Problem statement => Give every entry again, unchanged, and leave its images out.

——

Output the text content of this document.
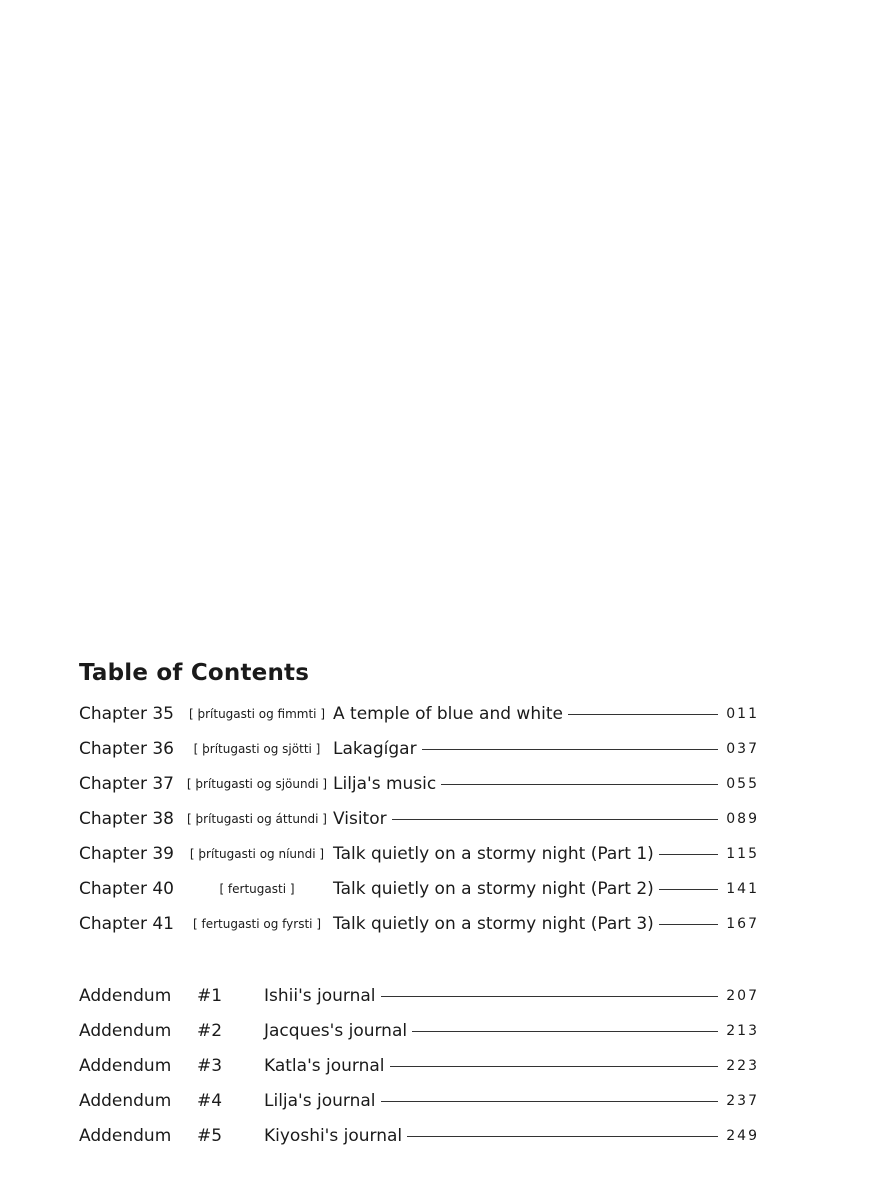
Table of Contents
Chapter 35	[ þrítugasti og fimmti ] A temple of blue and white	011
Chapter 36	[ þrítugasti og sjötti ] Lakagígar	037
Chapter 37	[ þrítugasti og sjöundi ] Lilja's music	055
Chapter 38	[ þrítugasti og áttundi ] Visitor	089
Chapter 39	[ þrítugasti og níundi ] Talk quietly on a stormy night (Part 1)	115
Chapter 40	[ fertugasti ]	Talk quietly on a stormy night (Part 2)	141
Chapter 41	[ fertugasti og fyrsti ] Talk quietly on a stormy night (Part 3)	167
Addendum	#1	Ishii's journal	207
Addendum	#2	Jacques's journal	213
Addendum	#3	Katla's journal	223
Addendum	#4	Lilja's journal	237
Addendum	#5	Kiyoshi's journal	249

——

Exercise output =>
Output the text content of this document.
Table of Contents
Chapter 35	[ þrítugasti og fimmti ] A temple of blue and white	011
Chapter 36	[ þrítugasti og sjötti ] Lakagígar	037
Chapter 37	[ þrítugasti og sjöundi ] Lilja's music	055
Chapter 38	[ þrítugasti og áttundi ] Visitor	089
Chapter 39	[ þrítugasti og níundi ] Talk quietly on a stormy night (Part 1)	115
Chapter 40	[ fertugasti ]	Talk quietly on a stormy night (Part 2)	141
Chapter 41	[ fertugasti og fyrsti ] Talk quietly on a stormy night (Part 3)	167
Addendum	#1	Ishii's journal	207
Addendum	#2	Jacques's journal	213
Addendum	#3	Katla's journal	223
Addendum	#4	Lilja's journal	237
Addendum	#5	Kiyoshi's journal	249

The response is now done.